>> BEGIN Supplied records

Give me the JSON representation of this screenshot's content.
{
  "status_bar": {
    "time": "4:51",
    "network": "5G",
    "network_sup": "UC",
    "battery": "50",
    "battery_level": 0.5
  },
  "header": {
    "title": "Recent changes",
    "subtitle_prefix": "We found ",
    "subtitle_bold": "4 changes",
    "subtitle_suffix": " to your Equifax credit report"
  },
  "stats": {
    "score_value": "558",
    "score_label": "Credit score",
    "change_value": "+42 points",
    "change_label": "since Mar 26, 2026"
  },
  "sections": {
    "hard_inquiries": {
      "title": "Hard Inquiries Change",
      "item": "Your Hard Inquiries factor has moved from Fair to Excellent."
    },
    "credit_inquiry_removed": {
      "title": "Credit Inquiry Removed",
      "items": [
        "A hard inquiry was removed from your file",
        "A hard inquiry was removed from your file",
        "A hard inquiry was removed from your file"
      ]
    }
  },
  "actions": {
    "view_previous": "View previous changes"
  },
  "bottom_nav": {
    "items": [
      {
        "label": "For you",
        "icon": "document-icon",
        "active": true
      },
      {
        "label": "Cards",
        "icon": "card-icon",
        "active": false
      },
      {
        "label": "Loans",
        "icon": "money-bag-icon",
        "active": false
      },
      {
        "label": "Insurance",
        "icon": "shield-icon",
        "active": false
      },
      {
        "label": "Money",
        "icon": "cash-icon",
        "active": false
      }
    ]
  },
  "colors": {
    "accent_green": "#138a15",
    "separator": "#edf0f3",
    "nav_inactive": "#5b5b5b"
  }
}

>> END Supplied records

## Aim of the task
Extract each record, keeping it identical to the original.

## Result
Give me the JSON representation of this screenshot's content.
{
  "status_bar": {
    "time": "4:51",
    "network": "5G",
    "network_sup": "UC",
    "battery": "50",
    "battery_level": 0.5
  },
  "header": {
    "title": "Recent changes",
    "subtitle_prefix": "We found ",
    "subtitle_bold": "4 changes",
    "subtitle_suffix": " to your Equifax credit report"
  },
  "stats": {
    "score_value": "558",
    "score_label": "Credit score",
    "change_value": "+42 points",
    "change_label": "since Mar 26, 2026"
  },
  "sections": {
    "hard_inquiries": {
      "title": "Hard Inquiries Change",
      "item": "Your Hard Inquiries factor has moved from Fair to Excellent."
    },
    "credit_inquiry_removed": {
      "title": "Credit Inquiry Removed",
      "items": [
        "A hard inquiry was removed from your file",
        "A hard inquiry was removed from your file",
        "A hard inquiry was removed from your file"
      ]
    }
  },
  "actions": {
    "view_previous": "View previous changes"
  },
  "bottom_nav": {
    "items": [
      {
        "label": "For you",
        "icon": "document-icon",
        "active": true
      },
      {
        "label": "Cards",
        "icon": "card-icon",
        "active": false
      },
      {
        "label": "Loans",
        "icon": "money-bag-icon",
        "active": false
      },
      {
        "label": "Insurance",
        "icon": "shield-icon",
        "active": false
      },
      {
        "label": "Money",
        "icon": "cash-icon",
        "active": false
      }
    ]
  },
  "colors": {
    "accent_green": "#138a15",
    "separator": "#edf0f3",
    "nav_inactive": "#5b5b5b"
  }
}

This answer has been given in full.